▶ Work to complete
Each entry below is to be given again word for word, with no pictures.

▶ Exercise material
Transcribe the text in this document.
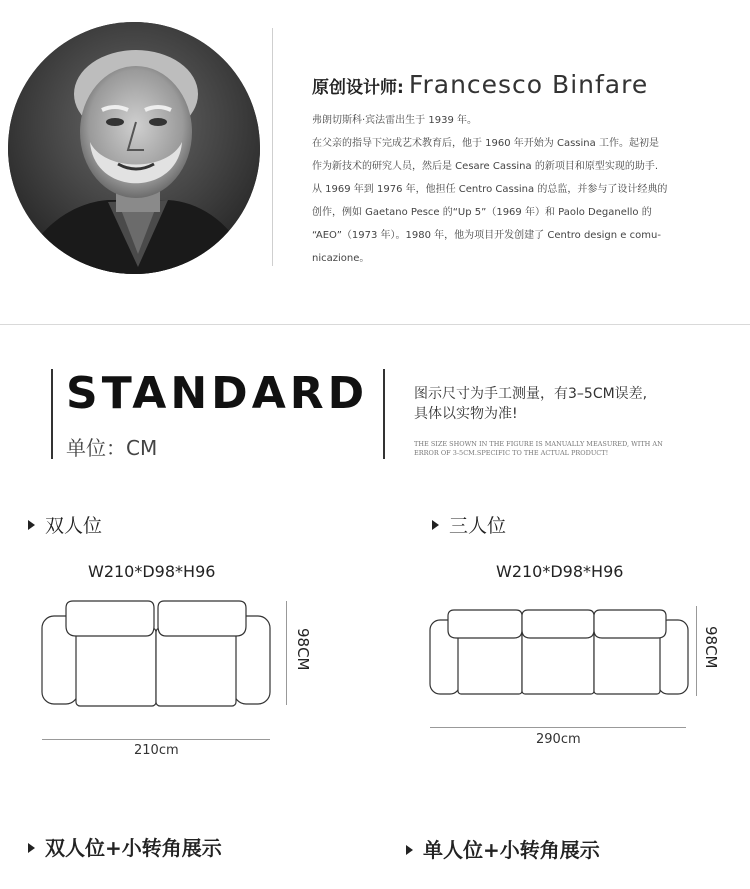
原创设计师: Francesco Binfare
弗朗切斯科·宾法雷出生于 1939 年。
在父亲的指导下完成艺术教育后，他于 1960 年开始为 Cassina 工作。起初是
作为新技术的研究人员，然后是 Cesare Cassina 的新项目和原型实现的助手.
从 1969 年到 1976 年，他担任 Centro Cassina 的总监，并参与了设计经典的
创作，例如 Gaetano Pesce 的“Up 5”（1969 年）和 Paolo Deganello 的
“AEO”（1973 年）。1980 年，他为项目开发创建了 Centro design e comu-
nicazione。
STANDARD
单位：CM
图示尺寸为手工测量，有3–5CM误差,
具体以实物为准!
THE SIZE SHOWN IN THE FIGURE IS MANUALLY MEASURED, WITH AN
ERROR OF 3-5CM.SPECIFIC TO THE ACTUAL PRODUCT!
双人位
W210*D98*H96
98CM
210cm
三人位
W210*D98*H96
98CM
290cm
双人位+小转角展示	单人位+小转角展示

▶ Finished exercise
Transcribe the text in this document.
原创设计师: Francesco Binfare
弗朗切斯科·宾法雷出生于 1939 年。
在父亲的指导下完成艺术教育后，他于 1960 年开始为 Cassina 工作。起初是
作为新技术的研究人员，然后是 Cesare Cassina 的新项目和原型实现的助手.
从 1969 年到 1976 年，他担任 Centro Cassina 的总监，并参与了设计经典的
创作，例如 Gaetano Pesce 的“Up 5”（1969 年）和 Paolo Deganello 的
“AEO”（1973 年）。1980 年，他为项目开发创建了 Centro design e comu-
nicazione。
STANDARD
单位：CM
图示尺寸为手工测量，有3–5CM误差,
具体以实物为准!
THE SIZE SHOWN IN THE FIGURE IS MANUALLY MEASURED, WITH AN
ERROR OF 3-5CM.SPECIFIC TO THE ACTUAL PRODUCT!
双人位
W210*D98*H96
98CM
210cm
三人位
W210*D98*H96
98CM
290cm
双人位+小转角展示	单人位+小转角展示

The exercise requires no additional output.